* _TASK_
Go through the listing and set it down exactly, leaving out its pictures.

[Records from a dataset]
■ ■ ■ ■ ■ ■ ■

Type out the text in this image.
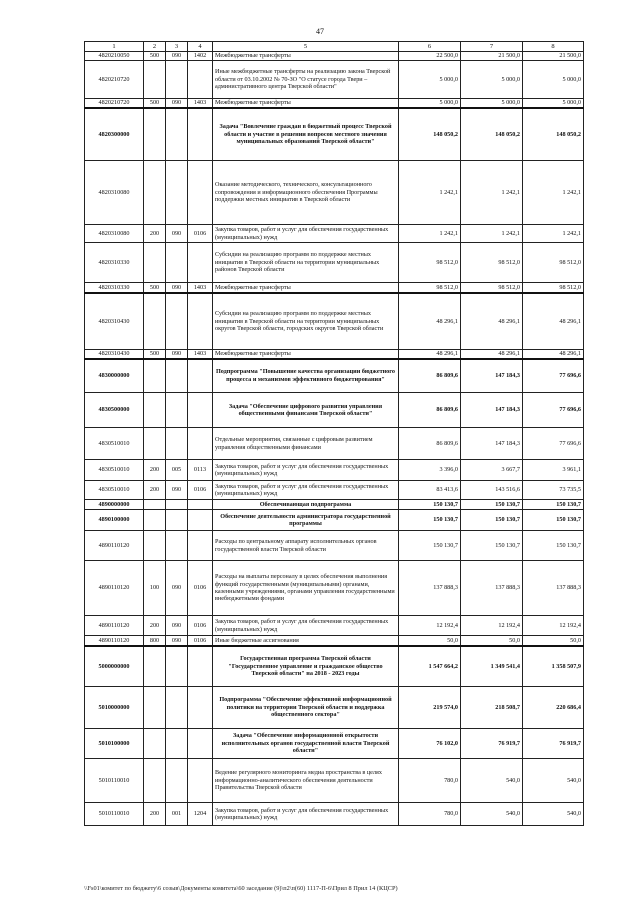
47
1	2	3	4	5	6	7	8
4820210050	500	090	1402	Межбюджетные трансферты	22 500,0	21 500,0	21 500,0
4820210720				Иные межбюджетные трансферты на реализацию закона Тверской области от 03.10.2002 № 70-ЗО "О статусе города Твери – административного центра Тверской области"	5 000,0	5 000,0	5 000,0
4820210720	500	090	1403	Межбюджетные трансферты	5 000,0	5 000,0	5 000,0
4820300000				Задача "Вовлечение граждан в бюджетный процесс Тверской области и участие в решении вопросов местного значения муниципальных образований Тверской области"	148 050,2	148 050,2	148 050,2
4820310080				Оказание методического, технического, консультационного сопровождения и информационного обеспечения Программы поддержки местных инициатив в Тверской области	1 242,1	1 242,1	1 242,1
4820310080	200	090	0106	Закупка товаров, работ и услуг для обеспечения государственных (муниципальных) нужд	1 242,1	1 242,1	1 242,1
4820310330				Субсидии на реализацию программ по поддержке местных инициатив в Тверской области на территории муниципальных районов Тверской области	98 512,0	98 512,0	98 512,0
4820310330	500	090	1403	Межбюджетные трансферты	98 512,0	98 512,0	98 512,0
4820310430				Субсидии на реализацию программ по поддержке местных инициатив в Тверской области на территории муниципальных округов Тверской области, городских округов Тверской области	48 296,1	48 296,1	48 296,1
4820310430	500	090	1403	Межбюджетные трансферты	48 296,1	48 296,1	48 296,1
4830000000				Подпрограмма "Повышение качества организации бюджетного процесса и механизмов эффективного бюджетирования"	86 809,6	147 184,3	77 696,6
4830500000				Задача "Обеспечение цифрового развития управления общественными финансами Тверской области"	86 809,6	147 184,3	77 696,6
4830510010				Отдельные мероприятия, связанные с цифровым развитием управления общественными финансами	86 809,6	147 184,3	77 696,6
4830510010	200	005	0113	Закупка товаров, работ и услуг для обеспечения государственных (муниципальных) нужд	3 396,0	3 667,7	3 961,1
4830510010	200	090	0106	Закупка товаров, работ и услуг для обеспечения государственных (муниципальных) нужд	83 413,6	143 516,6	73 735,5
4890000000				Обеспечивающая подпрограмма	150 130,7	150 130,7	150 130,7
4890100000				Обеспечение деятельности администратора государственной программы	150 130,7	150 130,7	150 130,7
4890110120				Расходы по центральному аппарату исполнительных органов государственной власти Тверской области	150 130,7	150 130,7	150 130,7
4890110120	100	090	0106	Расходы на выплаты персоналу в целях обеспечения выполнения функций государственными (муниципальными) органами, казенными учреждениями, органами управления государственными внебюджетными фондами	137 888,3	137 888,3	137 888,3
4890110120	200	090	0106	Закупка товаров, работ и услуг для обеспечения государственных (муниципальных) нужд	12 192,4	12 192,4	12 192,4
4890110120	800	090	0106	Иные бюджетные ассигнования	50,0	50,0	50,0
5000000000				Государственная программа Тверской области "Государственное управление и гражданское общество Тверской области" на 2018 - 2023 годы	1 547 664,2	1 349 541,4	1 358 507,9
5010000000				Подпрограмма "Обеспечение эффективной информационной политики на территории Тверской области и поддержка общественного сектора"	219 574,0	218 508,7	220 686,4
5010100000				Задача "Обеспечение информационной открытости исполнительных органов государственной власти Тверской области"	76 102,0	76 919,7	76 919,7
5010110010				Ведение регулярного мониторинга медиа пространства в целях информационно-аналитического обеспечения деятельности Правительства Тверской области	780,0	540,0	540,0
5010110010	200	001	1204	Закупка товаров, работ и услуг для обеспечения государственных (муниципальных) нужд	780,0	540,0	540,0
\\Fs01\комитет по бюджету\6 созыв\Документы комитета\60 заседание (9)\п2\п(60) 1117-П-6\Прил 8 Прил 14 (КЦСР)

■ ■ ■ ■ ■ ■ ■

* _EXERCISE OUTPUT_
Type out the text in this image.
47
1	2	3	4	5	6	7	8
4820210050	500	090	1402	Межбюджетные трансферты	22 500,0	21 500,0	21 500,0
4820210720				Иные межбюджетные трансферты на реализацию закона Тверской области от 03.10.2002 № 70-ЗО "О статусе города Твери – административного центра Тверской области"	5 000,0	5 000,0	5 000,0
4820210720	500	090	1403	Межбюджетные трансферты	5 000,0	5 000,0	5 000,0
4820300000				Задача "Вовлечение граждан в бюджетный процесс Тверской области и участие в решении вопросов местного значения муниципальных образований Тверской области"	148 050,2	148 050,2	148 050,2
4820310080				Оказание методического, технического, консультационного сопровождения и информационного обеспечения Программы поддержки местных инициатив в Тверской области	1 242,1	1 242,1	1 242,1
4820310080	200	090	0106	Закупка товаров, работ и услуг для обеспечения государственных (муниципальных) нужд	1 242,1	1 242,1	1 242,1
4820310330				Субсидии на реализацию программ по поддержке местных инициатив в Тверской области на территории муниципальных районов Тверской области	98 512,0	98 512,0	98 512,0
4820310330	500	090	1403	Межбюджетные трансферты	98 512,0	98 512,0	98 512,0
4820310430				Субсидии на реализацию программ по поддержке местных инициатив в Тверской области на территории муниципальных округов Тверской области, городских округов Тверской области	48 296,1	48 296,1	48 296,1
4820310430	500	090	1403	Межбюджетные трансферты	48 296,1	48 296,1	48 296,1
4830000000				Подпрограмма "Повышение качества организации бюджетного процесса и механизмов эффективного бюджетирования"	86 809,6	147 184,3	77 696,6
4830500000				Задача "Обеспечение цифрового развития управления общественными финансами Тверской области"	86 809,6	147 184,3	77 696,6
4830510010				Отдельные мероприятия, связанные с цифровым развитием управления общественными финансами	86 809,6	147 184,3	77 696,6
4830510010	200	005	0113	Закупка товаров, работ и услуг для обеспечения государственных (муниципальных) нужд	3 396,0	3 667,7	3 961,1
4830510010	200	090	0106	Закупка товаров, работ и услуг для обеспечения государственных (муниципальных) нужд	83 413,6	143 516,6	73 735,5
4890000000				Обеспечивающая подпрограмма	150 130,7	150 130,7	150 130,7
4890100000				Обеспечение деятельности администратора государственной программы	150 130,7	150 130,7	150 130,7
4890110120				Расходы по центральному аппарату исполнительных органов государственной власти Тверской области	150 130,7	150 130,7	150 130,7
4890110120	100	090	0106	Расходы на выплаты персоналу в целях обеспечения выполнения функций государственными (муниципальными) органами, казенными учреждениями, органами управления государственными внебюджетными фондами	137 888,3	137 888,3	137 888,3
4890110120	200	090	0106	Закупка товаров, работ и услуг для обеспечения государственных (муниципальных) нужд	12 192,4	12 192,4	12 192,4
4890110120	800	090	0106	Иные бюджетные ассигнования	50,0	50,0	50,0
5000000000				Государственная программа Тверской области "Государственное управление и гражданское общество Тверской области" на 2018 - 2023 годы	1 547 664,2	1 349 541,4	1 358 507,9
5010000000				Подпрограмма "Обеспечение эффективной информационной политики на территории Тверской области и поддержка общественного сектора"	219 574,0	218 508,7	220 686,4
5010100000				Задача "Обеспечение информационной открытости исполнительных органов государственной власти Тверской области"	76 102,0	76 919,7	76 919,7
5010110010				Ведение регулярного мониторинга медиа пространства в целях информационно-аналитического обеспечения деятельности Правительства Тверской области	780,0	540,0	540,0
5010110010	200	001	1204	Закупка товаров, работ и услуг для обеспечения государственных (муниципальных) нужд	780,0	540,0	540,0
\\Fs01\комитет по бюджету\6 созыв\Документы комитета\60 заседание (9)\п2\п(60) 1117-П-6\Прил 8 Прил 14 (КЦСР)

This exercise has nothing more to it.